YOUR INSTRUCTIONS: Repeat each record exactly. Any picture gets left out.

** START PROVIDED RECORDS **

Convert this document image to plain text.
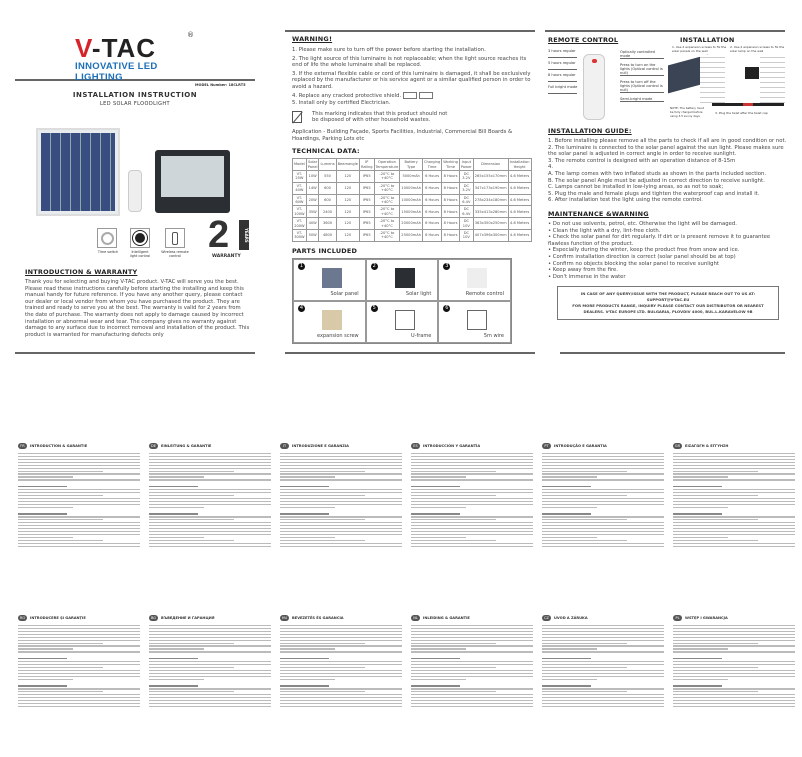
V-TAC
INNOVATIVE LED LIGHTING
®
MODEL Number: 18CLRT5
INSTALLATION INSTRUCTION
LED SOLAR FLOODLIGHT
Time switch	Intelligent light control
Wireless remote control 2	YEARS
WARRANTY
INTRODUCTION & WARRANTY
Thank you for selecting and buying V-TAC product. V-TAC will serve you the best. Please read these instructions carefully before starting the installing and keep this manual handy for future reference. If you have any another query, please contact our dealer or local vendor from whom you have purchased the product. They are trained and ready to serve you at the best. The warranty is valid for 2 years from the date of purchase. The warranty does not apply to damage caused by incorrect installation or abnormal wear and tear. The company gives no warranty against damage to any surface due to incorrect removal and installation of the product. This product is warranted for manufacturing defects only
WARNING!
1. Please make sure to turn off the power before starting the installation.
2. The light source of this luminaire is not replaceable; when the light source reaches its end of life the whole luminaire shall be replaced.
3. If the external flexible cable or cord of this luminaire is damaged, it shall be exclusively replaced by the manufacturer or his service agent or a similar qualified person in order to avoid a hazard.
4. Replace any cracked protective shield.
5. Install only by certified Electrician.
This marking indicates that this product should not be disposed of with other household wastes.
Application - Building Façade, Sports Facilities, Industrial, Commercial Bill Boards & Hoardings, Parking Lots etc
TECHNICAL DATA:
Model	Solar Panel	Lumens	Beamangle	IP Rating	Operation Temperature	Battery Type	Charging Time	Working Time	Input Power	Dimension	Installation Height
VT-25W	10W	550	120	IP65	-20°C to +40°C	5000mAh	6 Hours	8 Hours	DC 3.2V	265x155x170mm	4-6 Meters
VT-40W	14W	600	120	IP65	-20°C to +40°C	10000mAh	6 Hours	8 Hours	DC 3.2V	347x173x190mm	4-6 Meters
VT-60W	20W	600	120	IP65	-20°C to +40°C	10000mAh	6 Hours	8 Hours	DC 6.4V	278x234x180mm	4-6 Meters
VT-100W	35W	2400	120	IP65	-20°C to +40°C	15000mAh	6 Hours	8 Hours	DC 6.4V	335x413x280mm	4-6 Meters
VT-200W	40W	3600	120	IP65	-20°C to +40°C	20000mAh	6 Hours	8 Hours	DC 10V	363x350x250mm	4-6 Meters
VT-300W	50W	4800	120	IP65	-20°C to +40°C	25000mAh	6 Hours	8 Hours	DC 10V	407x396x300mm	4-6 Meters
PARTS INCLUDED
1
Solar panel
2
Solar light
3
Remote control
4
expansion screw
5
U-frame
6
5m wire
REMOTE CONTROL
3 hours regular
5 hours regular
8 hours regular
Full bright mode
Optically controlled mode
Press to turn on the lights (Optical control is null)
Press to turn off the lights (Optical control is null)
Semi-bright mode
INSTALLATION
1. Use 2 expansion screws to fix the solar panels on the wall
2. Use 2 expansion screws to fix the solar lamp on the wall
NOTE: The battery must be fully charged before using 3-5 sunny days
3. Plug the twist after the twist cap
INSTALLATION GUIDE:
1. Before installing please remove all the parts to check if all are in good condition or not.
2. The luminaire is connected to the solar panel against the sun light. Please makes sure the solar panel is adjusted in correct angle in order to receive sunlight.
3. The remote control is designed with an operation distance of 8-15m
4.
A. The lamp comes with two inflated studs as shown in the parts included section.
B. The solar panel Angle must be adjusted in correct direction to receive sunlight.
C. Lamps cannot be installed in low-lying areas, so as not to soak;
5. Plug the male and female plugs and tighten the waterproof cap and install it.
6. After installation test the light using the remote control.
MAINTENANCE &WARNING
• Do not use solvents, petrol, etc. Otherwise the light will be damaged.
• Clean the light with a dry, lint-free cloth.
• Check the solar panel for dirt regularly. If dirt or is present remove it to guarantee flawless function of the product.
• Especially during the winter, keep the product free from snow and ice.
• Confirm installation direction is correct (solar panel should be at top)
• Confirm no objects blocking the solar panel to receive sunlight
• Keep away from the fire.
• Don't immerse in the water
IN CASE OF ANY QUERY/ISSUE WITH THE PRODUCT, PLEASE REACH OUT TO US AT:
SUPPORT@V-TAC.EU
FOR MORE PRODUCTS RANGE, INQUIRY PLEASE CONTACT OUR DISTRIBUTOR OR NEAREST DEALERS. V-TAC EUROPE LTD. BULGARIA, PLOVDIV 4000, BUL.L.KARAVELOW 9B
FR INTRODUCTION & GARANTIE	DE EINLEITUNG & GARANTIE	IT INTRODUZIONE E GARANZIA	ES INTRODUCCIÓN Y GARANTÍA	PT INTRODUÇÃO E GARANTIA	GR ΕΙΣΑΓΩΓΗ & ΕΓΓΥΗΣΗ
RO INTRODUCERE ȘI GARANȚIE	BG ВЪВЕДЕНИЕ И ГАРАНЦИЯ	HU BEVEZETÉS ÉS GARANCIA	NL INLEIDING & GARANTIE	CZ ÚVOD A ZÁRUKA	PL WSTĘP I GWARANCJA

** END PROVIDED RECORDS **

SOLUTION TO THE EXERCISE:
Convert this document image to plain text.
V-TAC
INNOVATIVE LED LIGHTING
®
MODEL Number: 18CLRT5
INSTALLATION INSTRUCTION
LED SOLAR FLOODLIGHT
Time switch	Intelligent light control
Wireless remote control 2	YEARS
WARRANTY
INTRODUCTION & WARRANTY
Thank you for selecting and buying V-TAC product. V-TAC will serve you the best. Please read these instructions carefully before starting the installing and keep this manual handy for future reference. If you have any another query, please contact our dealer or local vendor from whom you have purchased the product. They are trained and ready to serve you at the best. The warranty is valid for 2 years from the date of purchase. The warranty does not apply to damage caused by incorrect installation or abnormal wear and tear. The company gives no warranty against damage to any surface due to incorrect removal and installation of the product. This product is warranted for manufacturing defects only
WARNING!
1. Please make sure to turn off the power before starting the installation.
2. The light source of this luminaire is not replaceable; when the light source reaches its end of life the whole luminaire shall be replaced.
3. If the external flexible cable or cord of this luminaire is damaged, it shall be exclusively replaced by the manufacturer or his service agent or a similar qualified person in order to avoid a hazard.
4. Replace any cracked protective shield.
5. Install only by certified Electrician.
This marking indicates that this product should not be disposed of with other household wastes.
Application - Building Façade, Sports Facilities, Industrial, Commercial Bill Boards & Hoardings, Parking Lots etc
TECHNICAL DATA:
Model	Solar Panel	Lumens	Beamangle	IP Rating	Operation Temperature	Battery Type	Charging Time	Working Time	Input Power	Dimension	Installation Height
VT-25W	10W	550	120	IP65	-20°C to +40°C	5000mAh	6 Hours	8 Hours	DC 3.2V	265x155x170mm	4-6 Meters
VT-40W	14W	600	120	IP65	-20°C to +40°C	10000mAh	6 Hours	8 Hours	DC 3.2V	347x173x190mm	4-6 Meters
VT-60W	20W	600	120	IP65	-20°C to +40°C	10000mAh	6 Hours	8 Hours	DC 6.4V	278x234x180mm	4-6 Meters
VT-100W	35W	2400	120	IP65	-20°C to +40°C	15000mAh	6 Hours	8 Hours	DC 6.4V	335x413x280mm	4-6 Meters
VT-200W	40W	3600	120	IP65	-20°C to +40°C	20000mAh	6 Hours	8 Hours	DC 10V	363x350x250mm	4-6 Meters
VT-300W	50W	4800	120	IP65	-20°C to +40°C	25000mAh	6 Hours	8 Hours	DC 10V	407x396x300mm	4-6 Meters
PARTS INCLUDED
1
Solar panel
2
Solar light
3
Remote control
4
expansion screw
5
U-frame
6
5m wire
REMOTE CONTROL
3 hours regular
5 hours regular
8 hours regular
Full bright mode
Optically controlled mode
Press to turn on the lights (Optical control is null)
Press to turn off the lights (Optical control is null)
Semi-bright mode
INSTALLATION
1. Use 2 expansion screws to fix the solar panels on the wall
2. Use 2 expansion screws to fix the solar lamp on the wall
NOTE: The battery must be fully charged before using 3-5 sunny days
3. Plug the twist after the twist cap
INSTALLATION GUIDE:
1. Before installing please remove all the parts to check if all are in good condition or not.
2. The luminaire is connected to the solar panel against the sun light. Please makes sure the solar panel is adjusted in correct angle in order to receive sunlight.
3. The remote control is designed with an operation distance of 8-15m
4.
A. The lamp comes with two inflated studs as shown in the parts included section.
B. The solar panel Angle must be adjusted in correct direction to receive sunlight.
C. Lamps cannot be installed in low-lying areas, so as not to soak;
5. Plug the male and female plugs and tighten the waterproof cap and install it.
6. After installation test the light using the remote control.
MAINTENANCE &WARNING
• Do not use solvents, petrol, etc. Otherwise the light will be damaged.
• Clean the light with a dry, lint-free cloth.
• Check the solar panel for dirt regularly. If dirt or is present remove it to guarantee flawless function of the product.
• Especially during the winter, keep the product free from snow and ice.
• Confirm installation direction is correct (solar panel should be at top)
• Confirm no objects blocking the solar panel to receive sunlight
• Keep away from the fire.
• Don't immerse in the water
IN CASE OF ANY QUERY/ISSUE WITH THE PRODUCT, PLEASE REACH OUT TO US AT:
SUPPORT@V-TAC.EU
FOR MORE PRODUCTS RANGE, INQUIRY PLEASE CONTACT OUR DISTRIBUTOR OR NEAREST DEALERS. V-TAC EUROPE LTD. BULGARIA, PLOVDIV 4000, BUL.L.KARAVELOW 9B
FR INTRODUCTION & GARANTIE	DE EINLEITUNG & GARANTIE	IT INTRODUZIONE E GARANZIA	ES INTRODUCCIÓN Y GARANTÍA	PT INTRODUÇÃO E GARANTIA	GR ΕΙΣΑΓΩΓΗ & ΕΓΓΥΗΣΗ
RO INTRODUCERE ȘI GARANȚIE	BG ВЪВЕДЕНИЕ И ГАРАНЦИЯ	HU BEVEZETÉS ÉS GARANCIA	NL INLEIDING & GARANTIE	CZ ÚVOD A ZÁRUKA	PL WSTĘP I GWARANCJA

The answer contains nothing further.